BRIEF
All entries below are to be set down again, identical to the source.

RECORD SET

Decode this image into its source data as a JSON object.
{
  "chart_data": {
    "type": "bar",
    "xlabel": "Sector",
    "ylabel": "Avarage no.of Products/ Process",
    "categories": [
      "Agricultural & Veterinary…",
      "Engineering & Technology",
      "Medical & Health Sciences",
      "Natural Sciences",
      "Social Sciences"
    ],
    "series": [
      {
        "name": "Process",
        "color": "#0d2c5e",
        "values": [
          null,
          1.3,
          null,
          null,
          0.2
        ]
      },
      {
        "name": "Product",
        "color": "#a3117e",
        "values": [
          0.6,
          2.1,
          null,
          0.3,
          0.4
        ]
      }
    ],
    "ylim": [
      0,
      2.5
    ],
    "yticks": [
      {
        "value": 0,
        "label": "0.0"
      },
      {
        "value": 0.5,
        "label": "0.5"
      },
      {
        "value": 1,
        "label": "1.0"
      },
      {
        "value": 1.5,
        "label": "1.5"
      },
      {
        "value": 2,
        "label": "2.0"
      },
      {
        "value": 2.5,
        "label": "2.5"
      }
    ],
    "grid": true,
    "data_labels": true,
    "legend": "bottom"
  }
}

SOLUTION TO THIS TASK
Decode this image into its source data as a JSON object.
{
  "chart_data": {
    "type": "bar",
    "xlabel": "Sector",
    "ylabel": "Avarage no.of Products/ Process",
    "categories": [
      "Agricultural & Veterinary…",
      "Engineering & Technology",
      "Medical & Health Sciences",
      "Natural Sciences",
      "Social Sciences"
    ],
    "series": [
      {
        "name": "Process",
        "color": "#0d2c5e",
        "values": [
          null,
          1.3,
          null,
          null,
          0.2
        ]
      },
      {
        "name": "Product",
        "color": "#a3117e",
        "values": [
          0.6,
          2.1,
          null,
          0.3,
          0.4
        ]
      }
    ],
    "ylim": [
      0,
      2.5
    ],
    "yticks": [
      {
        "value": 0,
        "label": "0.0"
      },
      {
        "value": 0.5,
        "label": "0.5"
      },
      {
        "value": 1,
        "label": "1.0"
      },
      {
        "value": 1.5,
        "label": "1.5"
      },
      {
        "value": 2,
        "label": "2.0"
      },
      {
        "value": 2.5,
        "label": "2.5"
      }
    ],
    "grid": true,
    "data_labels": true,
    "legend": "bottom"
  }
}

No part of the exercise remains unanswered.